AIM OF THE EXERCISE: Transcribe the records below exactly, leaving out any pictures.

###

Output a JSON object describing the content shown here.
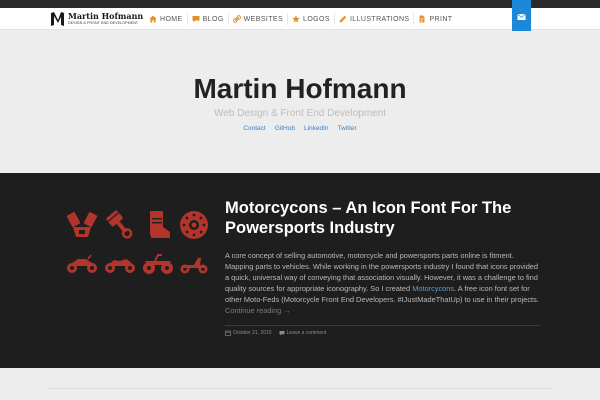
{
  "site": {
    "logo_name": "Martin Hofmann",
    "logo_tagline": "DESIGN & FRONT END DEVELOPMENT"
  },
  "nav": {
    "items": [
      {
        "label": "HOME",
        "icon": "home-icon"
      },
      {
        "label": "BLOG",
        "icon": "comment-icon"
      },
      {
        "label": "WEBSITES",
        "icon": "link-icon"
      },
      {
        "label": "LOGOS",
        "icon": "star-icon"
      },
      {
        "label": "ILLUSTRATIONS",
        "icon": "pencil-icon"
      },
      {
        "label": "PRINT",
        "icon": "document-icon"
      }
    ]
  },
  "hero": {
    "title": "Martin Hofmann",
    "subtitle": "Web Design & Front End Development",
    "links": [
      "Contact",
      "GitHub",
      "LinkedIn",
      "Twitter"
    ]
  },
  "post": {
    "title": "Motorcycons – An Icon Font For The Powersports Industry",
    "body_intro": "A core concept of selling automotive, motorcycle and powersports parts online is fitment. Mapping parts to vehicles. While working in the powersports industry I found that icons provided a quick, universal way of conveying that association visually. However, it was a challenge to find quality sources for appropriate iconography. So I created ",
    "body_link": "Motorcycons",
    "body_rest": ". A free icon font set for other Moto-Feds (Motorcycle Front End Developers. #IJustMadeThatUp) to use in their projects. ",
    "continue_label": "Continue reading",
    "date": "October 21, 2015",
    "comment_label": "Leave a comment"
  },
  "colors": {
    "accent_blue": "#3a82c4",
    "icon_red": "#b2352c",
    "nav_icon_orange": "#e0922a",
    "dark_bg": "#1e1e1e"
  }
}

###

ANSWER BELOW:
Output a JSON object describing the content shown here.
{
  "site": {
    "logo_name": "Martin Hofmann",
    "logo_tagline": "DESIGN & FRONT END DEVELOPMENT"
  },
  "nav": {
    "items": [
      {
        "label": "HOME",
        "icon": "home-icon"
      },
      {
        "label": "BLOG",
        "icon": "comment-icon"
      },
      {
        "label": "WEBSITES",
        "icon": "link-icon"
      },
      {
        "label": "LOGOS",
        "icon": "star-icon"
      },
      {
        "label": "ILLUSTRATIONS",
        "icon": "pencil-icon"
      },
      {
        "label": "PRINT",
        "icon": "document-icon"
      }
    ]
  },
  "hero": {
    "title": "Martin Hofmann",
    "subtitle": "Web Design & Front End Development",
    "links": [
      "Contact",
      "GitHub",
      "LinkedIn",
      "Twitter"
    ]
  },
  "post": {
    "title": "Motorcycons – An Icon Font For The Powersports Industry",
    "body_intro": "A core concept of selling automotive, motorcycle and powersports parts online is fitment. Mapping parts to vehicles. While working in the powersports industry I found that icons provided a quick, universal way of conveying that association visually. However, it was a challenge to find quality sources for appropriate iconography. So I created ",
    "body_link": "Motorcycons",
    "body_rest": ". A free icon font set for other Moto-Feds (Motorcycle Front End Developers. #IJustMadeThatUp) to use in their projects. ",
    "continue_label": "Continue reading",
    "date": "October 21, 2015",
    "comment_label": "Leave a comment"
  },
  "colors": {
    "accent_blue": "#3a82c4",
    "icon_red": "#b2352c",
    "nav_icon_orange": "#e0922a",
    "dark_bg": "#1e1e1e"
  }
}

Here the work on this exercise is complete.